## Given request
Copy all of the material word for word, except for the pictures.

## The input

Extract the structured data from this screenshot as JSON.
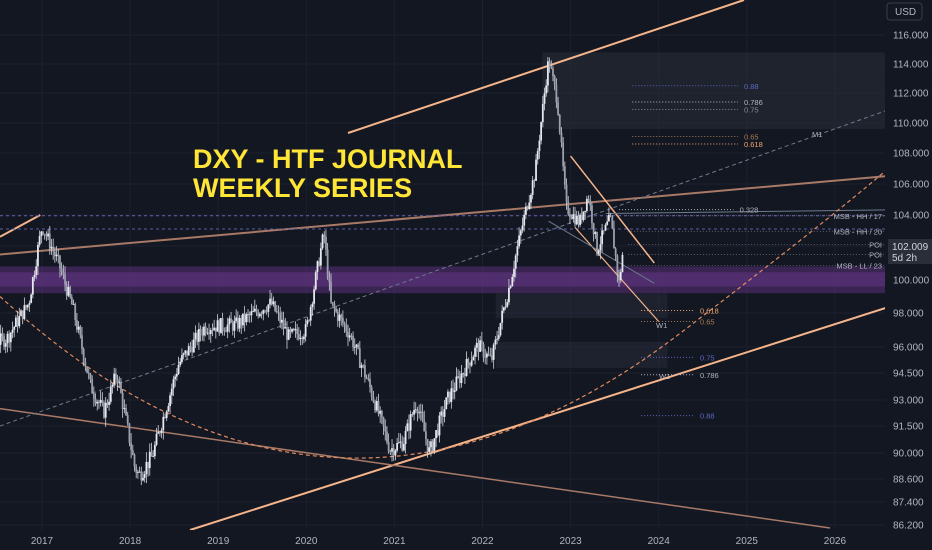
{
  "chart_data": {
    "type": "candlestick",
    "title_lines": [
      "DXY - HTF JOURNAL",
      "WEEKLY SERIES"
    ],
    "currency_label": "USD",
    "x_years": [
      "2017",
      "2018",
      "2019",
      "2020",
      "2021",
      "2022",
      "2023",
      "2024",
      "2025",
      "2026"
    ],
    "y_ticks": [
      "116.000",
      "114.000",
      "112.000",
      "110.000",
      "108.000",
      "106.000",
      "104.000",
      "102.000",
      "100.000",
      "98.000",
      "96.000",
      "94.500",
      "93.000",
      "91.500",
      "90.000",
      "88.600",
      "87.400",
      "86.200"
    ],
    "last_price": "102.009",
    "countdown": "5d 2h",
    "price_anchors": [
      [
        "2016.05",
        95.5
      ],
      [
        "2016.6",
        96.5
      ],
      [
        "2016.85",
        98.6
      ],
      [
        "2017.0",
        103.3
      ],
      [
        "2017.2",
        100.8
      ],
      [
        "2017.35",
        98.3
      ],
      [
        "2017.55",
        93.8
      ],
      [
        "2017.7",
        92.3
      ],
      [
        "2017.85",
        94.5
      ],
      [
        "2018.05",
        89.3
      ],
      [
        "2018.1",
        88.8
      ],
      [
        "2018.25",
        89.8
      ],
      [
        "2018.55",
        95.0
      ],
      [
        "2018.85",
        97.2
      ],
      [
        "2019.2",
        97.3
      ],
      [
        "2019.6",
        98.6
      ],
      [
        "2019.8",
        96.6
      ],
      [
        "2020.0",
        97.0
      ],
      [
        "2020.2",
        102.8
      ],
      [
        "2020.28",
        98.5
      ],
      [
        "2020.5",
        96.7
      ],
      [
        "2020.75",
        93.3
      ],
      [
        "2020.95",
        90.2
      ],
      [
        "2021.1",
        90.6
      ],
      [
        "2021.25",
        92.9
      ],
      [
        "2021.4",
        90.0
      ],
      [
        "2021.6",
        93.0
      ],
      [
        "2021.95",
        96.1
      ],
      [
        "2022.1",
        95.2
      ],
      [
        "2022.3",
        99.5
      ],
      [
        "2022.5",
        104.5
      ],
      [
        "2022.6",
        106.8
      ],
      [
        "2022.75",
        114.3
      ],
      [
        "2022.85",
        111.5
      ],
      [
        "2022.95",
        104.5
      ],
      [
        "2023.1",
        103.5
      ],
      [
        "2023.2",
        105.3
      ],
      [
        "2023.3",
        101.8
      ],
      [
        "2023.45",
        103.8
      ],
      [
        "2023.55",
        99.8
      ],
      [
        "2023.6",
        102.0
      ]
    ],
    "fib_levels": [
      {
        "label": "0.88",
        "price": 112.5,
        "color": "#5b67c4"
      },
      {
        "label": "0.786",
        "price": 111.4,
        "color": "#b2b5be"
      },
      {
        "label": "0.75",
        "price": 110.9,
        "color": "#878b94"
      },
      {
        "label": "0.65",
        "price": 109.1,
        "color": "#a57a52"
      },
      {
        "label": "0.618",
        "price": 108.6,
        "color": "#f0a56e"
      },
      {
        "label": "0.328",
        "price": 104.35,
        "color": "#b2b5be"
      },
      {
        "label": "0.618",
        "price": 98.15,
        "color": "#f0a56e"
      },
      {
        "label": "0.65",
        "price": 97.5,
        "color": "#a57a52"
      },
      {
        "label": "0.75",
        "price": 95.4,
        "color": "#5b67c4"
      },
      {
        "label": "0.786",
        "price": 94.4,
        "color": "#b2b5be"
      },
      {
        "label": "0.88",
        "price": 92.1,
        "color": "#5b67c4"
      }
    ],
    "structure_levels": [
      {
        "label": "MSB - HH / 17",
        "price": 103.95
      },
      {
        "label": "MSB - HH / 20",
        "price": 102.95
      },
      {
        "label": "POI",
        "price": 102.1
      },
      {
        "label": "POI",
        "price": 101.5
      },
      {
        "label": "MSB - LL / 23",
        "price": 100.85
      }
    ],
    "markers": [
      {
        "label": "M1"
      },
      {
        "label": "W1"
      },
      {
        "label": "W1"
      }
    ],
    "colors": {
      "background": "#131722",
      "candles": "#d1d4dc",
      "trendline": "#f6b48a",
      "brown_line": "#a87966",
      "dashed_line": "#6c7a8c",
      "curve": "#e08a5e",
      "zone": "#5a2f7a",
      "title": "#ffe536"
    }
  }
}
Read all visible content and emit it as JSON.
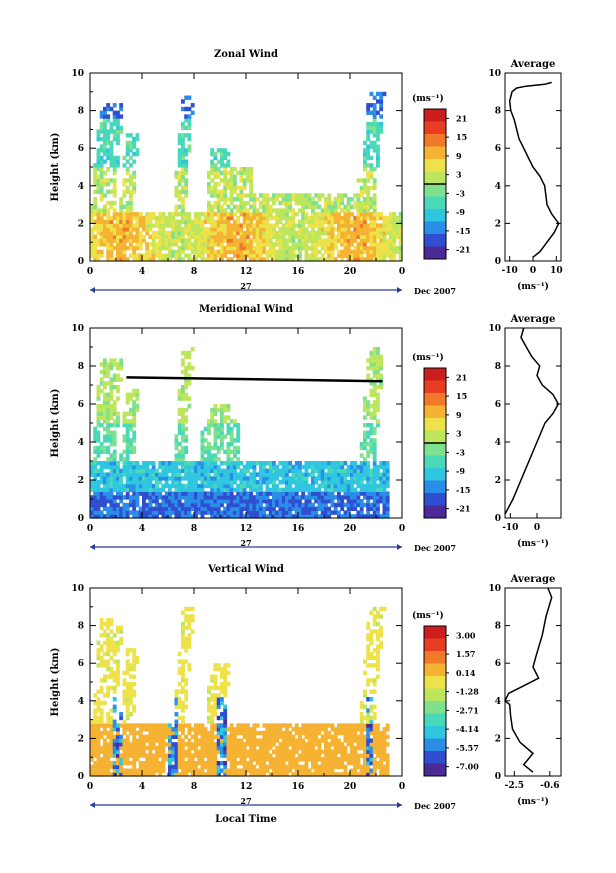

## Exercise solution
Extract the structured data from this screenshot as JSON.
{
  "chart_data": {
    "type": "candlestick",
    "title_lines": [
      "DXY - HTF JOURNAL",
      "WEEKLY SERIES"
    ],
    "currency_label": "USD",
    "x_years": [
      "2017",
      "2018",
      "2019",
      "2020",
      "2021",
      "2022",
      "2023",
      "2024",
      "2025",
      "2026"
    ],
    "y_ticks": [
      "116.000",
      "114.000",
      "112.000",
      "110.000",
      "108.000",
      "106.000",
      "104.000",
      "102.000",
      "100.000",
      "98.000",
      "96.000",
      "94.500",
      "93.000",
      "91.500",
      "90.000",
      "88.600",
      "87.400",
      "86.200"
    ],
    "last_price": "102.009",
    "countdown": "5d 2h",
    "price_anchors": [
      [
        "2016.05",
        95.5
      ],
      [
        "2016.6",
        96.5
      ],
      [
        "2016.85",
        98.6
      ],
      [
        "2017.0",
        103.3
      ],
      [
        "2017.2",
        100.8
      ],
      [
        "2017.35",
        98.3
      ],
      [
        "2017.55",
        93.8
      ],
      [
        "2017.7",
        92.3
      ],
      [
        "2017.85",
        94.5
      ],
      [
        "2018.05",
        89.3
      ],
      [
        "2018.1",
        88.8
      ],
      [
        "2018.25",
        89.8
      ],
      [
        "2018.55",
        95.0
      ],
      [
        "2018.85",
        97.2
      ],
      [
        "2019.2",
        97.3
      ],
      [
        "2019.6",
        98.6
      ],
      [
        "2019.8",
        96.6
      ],
      [
        "2020.0",
        97.0
      ],
      [
        "2020.2",
        102.8
      ],
      [
        "2020.28",
        98.5
      ],
      [
        "2020.5",
        96.7
      ],
      [
        "2020.75",
        93.3
      ],
      [
        "2020.95",
        90.2
      ],
      [
        "2021.1",
        90.6
      ],
      [
        "2021.25",
        92.9
      ],
      [
        "2021.4",
        90.0
      ],
      [
        "2021.6",
        93.0
      ],
      [
        "2021.95",
        96.1
      ],
      [
        "2022.1",
        95.2
      ],
      [
        "2022.3",
        99.5
      ],
      [
        "2022.5",
        104.5
      ],
      [
        "2022.6",
        106.8
      ],
      [
        "2022.75",
        114.3
      ],
      [
        "2022.85",
        111.5
      ],
      [
        "2022.95",
        104.5
      ],
      [
        "2023.1",
        103.5
      ],
      [
        "2023.2",
        105.3
      ],
      [
        "2023.3",
        101.8
      ],
      [
        "2023.45",
        103.8
      ],
      [
        "2023.55",
        99.8
      ],
      [
        "2023.6",
        102.0
      ]
    ],
    "fib_levels": [
      {
        "label": "0.88",
        "price": 112.5,
        "color": "#5b67c4"
      },
      {
        "label": "0.786",
        "price": 111.4,
        "color": "#b2b5be"
      },
      {
        "label": "0.75",
        "price": 110.9,
        "color": "#878b94"
      },
      {
        "label": "0.65",
        "price": 109.1,
        "color": "#a57a52"
      },
      {
        "label": "0.618",
        "price": 108.6,
        "color": "#f0a56e"
      },
      {
        "label": "0.328",
        "price": 104.35,
        "color": "#b2b5be"
      },
      {
        "label": "0.618",
        "price": 98.15,
        "color": "#f0a56e"
      },
      {
        "label": "0.65",
        "price": 97.5,
        "color": "#a57a52"
      },
      {
        "label": "0.75",
        "price": 95.4,
        "color": "#5b67c4"
      },
      {
        "label": "0.786",
        "price": 94.4,
        "color": "#b2b5be"
      },
      {
        "label": "0.88",
        "price": 92.1,
        "color": "#5b67c4"
      }
    ],
    "structure_levels": [
      {
        "label": "MSB - HH / 17",
        "price": 103.95
      },
      {
        "label": "MSB - HH / 20",
        "price": 102.95
      },
      {
        "label": "POI",
        "price": 102.1
      },
      {
        "label": "POI",
        "price": 101.5
      },
      {
        "label": "MSB - LL / 23",
        "price": 100.85
      }
    ],
    "markers": [
      {
        "label": "M1"
      },
      {
        "label": "W1"
      },
      {
        "label": "W1"
      }
    ],
    "colors": {
      "background": "#131722",
      "candles": "#d1d4dc",
      "trendline": "#f6b48a",
      "brown_line": "#a87966",
      "dashed_line": "#6c7a8c",
      "curve": "#e08a5e",
      "zone": "#5a2f7a",
      "title": "#ffe536"
    }
  }
}
Read all visible content and emit it as JSON.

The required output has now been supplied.